- Aim of the exercise
Reproduce the records below exactly as they appear.

[Start of Stored records]

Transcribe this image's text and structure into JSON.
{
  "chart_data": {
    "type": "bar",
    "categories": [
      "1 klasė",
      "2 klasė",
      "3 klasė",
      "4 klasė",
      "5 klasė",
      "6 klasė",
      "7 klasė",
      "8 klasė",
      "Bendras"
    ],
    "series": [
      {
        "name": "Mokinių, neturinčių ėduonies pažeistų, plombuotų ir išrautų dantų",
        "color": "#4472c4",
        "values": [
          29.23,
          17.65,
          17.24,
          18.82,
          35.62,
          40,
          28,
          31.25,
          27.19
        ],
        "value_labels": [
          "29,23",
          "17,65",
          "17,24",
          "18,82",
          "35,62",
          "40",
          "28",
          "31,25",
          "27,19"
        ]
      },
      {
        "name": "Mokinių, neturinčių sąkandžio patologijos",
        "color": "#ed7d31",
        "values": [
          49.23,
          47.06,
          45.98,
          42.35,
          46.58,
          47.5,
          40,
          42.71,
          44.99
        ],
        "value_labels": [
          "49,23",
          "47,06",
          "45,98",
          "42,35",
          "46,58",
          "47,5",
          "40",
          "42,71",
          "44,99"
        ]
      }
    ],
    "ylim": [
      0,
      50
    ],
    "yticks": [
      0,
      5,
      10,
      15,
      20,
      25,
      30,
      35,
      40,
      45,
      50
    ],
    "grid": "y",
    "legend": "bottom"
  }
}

[End of Stored records]

- Correct answer
Transcribe this image's text and structure into JSON.
{
  "chart_data": {
    "type": "bar",
    "categories": [
      "1 klasė",
      "2 klasė",
      "3 klasė",
      "4 klasė",
      "5 klasė",
      "6 klasė",
      "7 klasė",
      "8 klasė",
      "Bendras"
    ],
    "series": [
      {
        "name": "Mokinių, neturinčių ėduonies pažeistų, plombuotų ir išrautų dantų",
        "color": "#4472c4",
        "values": [
          29.23,
          17.65,
          17.24,
          18.82,
          35.62,
          40,
          28,
          31.25,
          27.19
        ],
        "value_labels": [
          "29,23",
          "17,65",
          "17,24",
          "18,82",
          "35,62",
          "40",
          "28",
          "31,25",
          "27,19"
        ]
      },
      {
        "name": "Mokinių, neturinčių sąkandžio patologijos",
        "color": "#ed7d31",
        "values": [
          49.23,
          47.06,
          45.98,
          42.35,
          46.58,
          47.5,
          40,
          42.71,
          44.99
        ],
        "value_labels": [
          "49,23",
          "47,06",
          "45,98",
          "42,35",
          "46,58",
          "47,5",
          "40",
          "42,71",
          "44,99"
        ]
      }
    ],
    "ylim": [
      0,
      50
    ],
    "yticks": [
      0,
      5,
      10,
      15,
      20,
      25,
      30,
      35,
      40,
      45,
      50
    ],
    "grid": "y",
    "legend": "bottom"
  }
}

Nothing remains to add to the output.